What you are asked to do: Copy every entry precisely.

Figure record listings:
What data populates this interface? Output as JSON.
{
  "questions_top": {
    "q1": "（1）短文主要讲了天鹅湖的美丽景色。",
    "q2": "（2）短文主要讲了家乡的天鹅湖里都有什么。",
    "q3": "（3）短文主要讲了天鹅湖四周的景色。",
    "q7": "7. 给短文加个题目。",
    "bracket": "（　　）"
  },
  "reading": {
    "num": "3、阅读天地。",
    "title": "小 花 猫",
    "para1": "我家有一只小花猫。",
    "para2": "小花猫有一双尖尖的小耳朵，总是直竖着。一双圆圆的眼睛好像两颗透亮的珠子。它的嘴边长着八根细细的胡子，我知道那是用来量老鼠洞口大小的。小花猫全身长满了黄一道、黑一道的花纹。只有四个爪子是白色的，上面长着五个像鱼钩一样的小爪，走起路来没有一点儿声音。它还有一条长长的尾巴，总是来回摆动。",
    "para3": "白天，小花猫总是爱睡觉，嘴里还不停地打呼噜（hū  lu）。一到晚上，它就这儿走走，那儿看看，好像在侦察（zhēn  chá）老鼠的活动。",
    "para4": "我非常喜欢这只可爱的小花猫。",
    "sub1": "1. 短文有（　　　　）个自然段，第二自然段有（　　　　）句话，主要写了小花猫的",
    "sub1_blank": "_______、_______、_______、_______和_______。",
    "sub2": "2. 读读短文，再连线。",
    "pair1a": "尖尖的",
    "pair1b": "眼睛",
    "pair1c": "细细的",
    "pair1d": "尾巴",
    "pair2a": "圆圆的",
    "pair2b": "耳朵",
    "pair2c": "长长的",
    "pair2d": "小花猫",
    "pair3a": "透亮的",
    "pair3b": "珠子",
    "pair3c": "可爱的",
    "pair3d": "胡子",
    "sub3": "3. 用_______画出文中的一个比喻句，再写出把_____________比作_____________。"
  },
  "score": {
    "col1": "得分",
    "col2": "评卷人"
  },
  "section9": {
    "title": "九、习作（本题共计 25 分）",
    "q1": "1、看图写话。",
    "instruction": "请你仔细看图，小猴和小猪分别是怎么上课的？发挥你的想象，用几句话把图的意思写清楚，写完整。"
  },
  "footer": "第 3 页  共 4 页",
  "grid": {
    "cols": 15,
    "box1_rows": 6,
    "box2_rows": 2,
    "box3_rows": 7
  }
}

Exercise result:
What data populates this interface? Output as JSON.
{
  "questions_top": {
    "q1": "（1）短文主要讲了天鹅湖的美丽景色。",
    "q2": "（2）短文主要讲了家乡的天鹅湖里都有什么。",
    "q3": "（3）短文主要讲了天鹅湖四周的景色。",
    "q7": "7. 给短文加个题目。",
    "bracket": "（　　）"
  },
  "reading": {
    "num": "3、阅读天地。",
    "title": "小 花 猫",
    "para1": "我家有一只小花猫。",
    "para2": "小花猫有一双尖尖的小耳朵，总是直竖着。一双圆圆的眼睛好像两颗透亮的珠子。它的嘴边长着八根细细的胡子，我知道那是用来量老鼠洞口大小的。小花猫全身长满了黄一道、黑一道的花纹。只有四个爪子是白色的，上面长着五个像鱼钩一样的小爪，走起路来没有一点儿声音。它还有一条长长的尾巴，总是来回摆动。",
    "para3": "白天，小花猫总是爱睡觉，嘴里还不停地打呼噜（hū  lu）。一到晚上，它就这儿走走，那儿看看，好像在侦察（zhēn  chá）老鼠的活动。",
    "para4": "我非常喜欢这只可爱的小花猫。",
    "sub1": "1. 短文有（　　　　）个自然段，第二自然段有（　　　　）句话，主要写了小花猫的",
    "sub1_blank": "_______、_______、_______、_______和_______。",
    "sub2": "2. 读读短文，再连线。",
    "pair1a": "尖尖的",
    "pair1b": "眼睛",
    "pair1c": "细细的",
    "pair1d": "尾巴",
    "pair2a": "圆圆的",
    "pair2b": "耳朵",
    "pair2c": "长长的",
    "pair2d": "小花猫",
    "pair3a": "透亮的",
    "pair3b": "珠子",
    "pair3c": "可爱的",
    "pair3d": "胡子",
    "sub3": "3. 用_______画出文中的一个比喻句，再写出把_____________比作_____________。"
  },
  "score": {
    "col1": "得分",
    "col2": "评卷人"
  },
  "section9": {
    "title": "九、习作（本题共计 25 分）",
    "q1": "1、看图写话。",
    "instruction": "请你仔细看图，小猴和小猪分别是怎么上课的？发挥你的想象，用几句话把图的意思写清楚，写完整。"
  },
  "footer": "第 3 页  共 4 页",
  "grid": {
    "cols": 15,
    "box1_rows": 6,
    "box2_rows": 2,
    "box3_rows": 7
  }
}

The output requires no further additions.